■ Exercise prompt:
Scan the material and copy every line in which "name" appears.

• • • • • • •

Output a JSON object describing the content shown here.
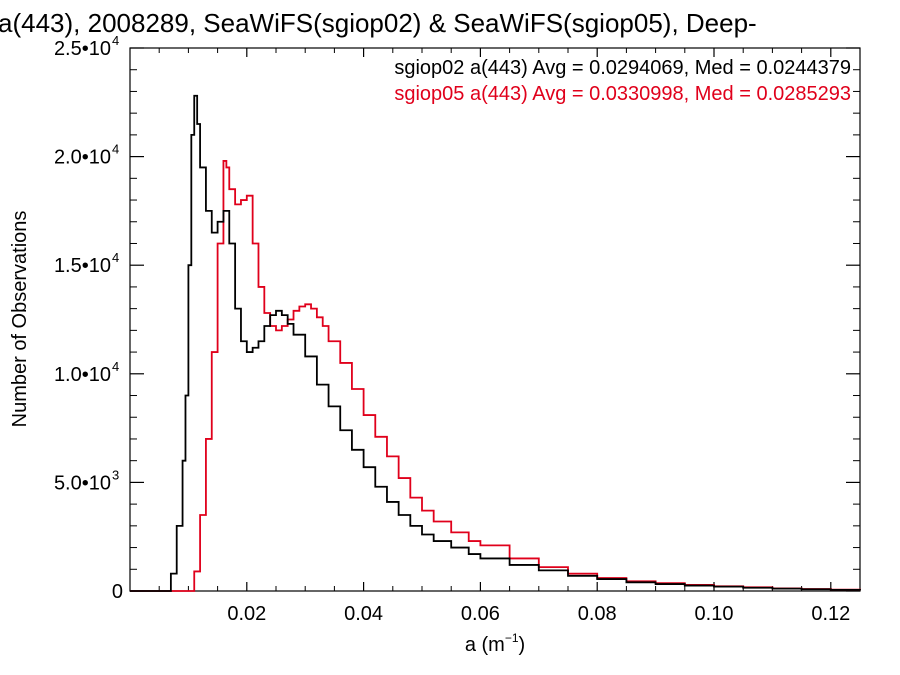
{
  "chart_data": {
    "type": "line",
    "title": "a(443), 2008289, SeaWiFS(sgiop02) & SeaWiFS(sgiop05), Deep-",
    "xlabel": "a (m",
    "xlabel_sup": "−1",
    "xlabel_end": ")",
    "ylabel": "Number of Observations",
    "xlim": [
      0.0,
      0.125
    ],
    "ylim": [
      0,
      25000
    ],
    "x_ticks": [
      0.02,
      0.04,
      0.06,
      0.08,
      0.1,
      0.12
    ],
    "x_tick_labels": [
      "0.02",
      "0.04",
      "0.06",
      "0.08",
      "0.10",
      "0.12"
    ],
    "y_ticks": [
      0,
      5000,
      10000,
      15000,
      20000,
      25000
    ],
    "y_tick_labels": [
      {
        "mant": "0",
        "exp": ""
      },
      {
        "mant": "5.0•10",
        "exp": "3"
      },
      {
        "mant": "1.0•10",
        "exp": "4"
      },
      {
        "mant": "1.5•10",
        "exp": "4"
      },
      {
        "mant": "2.0•10",
        "exp": "4"
      },
      {
        "mant": "2.5•10",
        "exp": "4"
      }
    ],
    "grid": false,
    "legend_position": "top-right",
    "series": [
      {
        "name": "sgiop02 a(443) Avg = 0.0294069, Med = 0.0244379",
        "color": "#000000",
        "points": [
          [
            0.0,
            0
          ],
          [
            0.006,
            0
          ],
          [
            0.007,
            800
          ],
          [
            0.008,
            3000
          ],
          [
            0.009,
            6000
          ],
          [
            0.0095,
            9000
          ],
          [
            0.01,
            15000
          ],
          [
            0.0105,
            21000
          ],
          [
            0.011,
            22800
          ],
          [
            0.0115,
            21500
          ],
          [
            0.012,
            19500
          ],
          [
            0.013,
            17500
          ],
          [
            0.014,
            16500
          ],
          [
            0.015,
            17000
          ],
          [
            0.016,
            17500
          ],
          [
            0.017,
            16000
          ],
          [
            0.018,
            13000
          ],
          [
            0.019,
            11500
          ],
          [
            0.02,
            11000
          ],
          [
            0.021,
            11200
          ],
          [
            0.022,
            11500
          ],
          [
            0.023,
            12200
          ],
          [
            0.024,
            12700
          ],
          [
            0.025,
            12900
          ],
          [
            0.026,
            12700
          ],
          [
            0.027,
            12300
          ],
          [
            0.028,
            11800
          ],
          [
            0.03,
            10800
          ],
          [
            0.032,
            9500
          ],
          [
            0.034,
            8500
          ],
          [
            0.036,
            7400
          ],
          [
            0.038,
            6500
          ],
          [
            0.04,
            5700
          ],
          [
            0.042,
            4800
          ],
          [
            0.044,
            4100
          ],
          [
            0.046,
            3500
          ],
          [
            0.048,
            3000
          ],
          [
            0.05,
            2600
          ],
          [
            0.052,
            2300
          ],
          [
            0.055,
            2000
          ],
          [
            0.058,
            1700
          ],
          [
            0.06,
            1500
          ],
          [
            0.065,
            1200
          ],
          [
            0.07,
            950
          ],
          [
            0.075,
            700
          ],
          [
            0.08,
            550
          ],
          [
            0.085,
            400
          ],
          [
            0.09,
            320
          ],
          [
            0.095,
            250
          ],
          [
            0.1,
            200
          ],
          [
            0.105,
            150
          ],
          [
            0.11,
            110
          ],
          [
            0.115,
            80
          ],
          [
            0.12,
            50
          ],
          [
            0.125,
            30
          ]
        ]
      },
      {
        "name": "sgiop05 a(443) Avg = 0.0330998, Med = 0.0285293",
        "color": "#e0001b",
        "points": [
          [
            0.0,
            0
          ],
          [
            0.01,
            0
          ],
          [
            0.011,
            900
          ],
          [
            0.012,
            3500
          ],
          [
            0.013,
            7000
          ],
          [
            0.014,
            11000
          ],
          [
            0.015,
            16000
          ],
          [
            0.016,
            19800
          ],
          [
            0.0165,
            19500
          ],
          [
            0.017,
            18500
          ],
          [
            0.018,
            17800
          ],
          [
            0.019,
            18000
          ],
          [
            0.02,
            18200
          ],
          [
            0.021,
            16000
          ],
          [
            0.022,
            14000
          ],
          [
            0.023,
            12800
          ],
          [
            0.024,
            12200
          ],
          [
            0.025,
            12000
          ],
          [
            0.026,
            12200
          ],
          [
            0.027,
            12500
          ],
          [
            0.028,
            12900
          ],
          [
            0.029,
            13100
          ],
          [
            0.03,
            13200
          ],
          [
            0.031,
            13000
          ],
          [
            0.032,
            12600
          ],
          [
            0.033,
            12200
          ],
          [
            0.034,
            11500
          ],
          [
            0.036,
            10500
          ],
          [
            0.038,
            9300
          ],
          [
            0.04,
            8100
          ],
          [
            0.042,
            7100
          ],
          [
            0.044,
            6200
          ],
          [
            0.046,
            5200
          ],
          [
            0.048,
            4300
          ],
          [
            0.05,
            3700
          ],
          [
            0.052,
            3200
          ],
          [
            0.055,
            2700
          ],
          [
            0.058,
            2300
          ],
          [
            0.06,
            2100
          ],
          [
            0.065,
            1500
          ],
          [
            0.07,
            1100
          ],
          [
            0.075,
            800
          ],
          [
            0.08,
            600
          ],
          [
            0.085,
            450
          ],
          [
            0.09,
            360
          ],
          [
            0.095,
            280
          ],
          [
            0.1,
            220
          ],
          [
            0.105,
            170
          ],
          [
            0.11,
            120
          ],
          [
            0.115,
            90
          ],
          [
            0.12,
            60
          ],
          [
            0.125,
            40
          ]
        ]
      }
    ]
  }
}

• • • • • • •

■ Response below:
        "name": "sgiop02 a(443) Avg = 0.0294069, Med = 0.0244379",
        "name": "sgiop05 a(443) Avg = 0.0330998, Med = 0.0285293",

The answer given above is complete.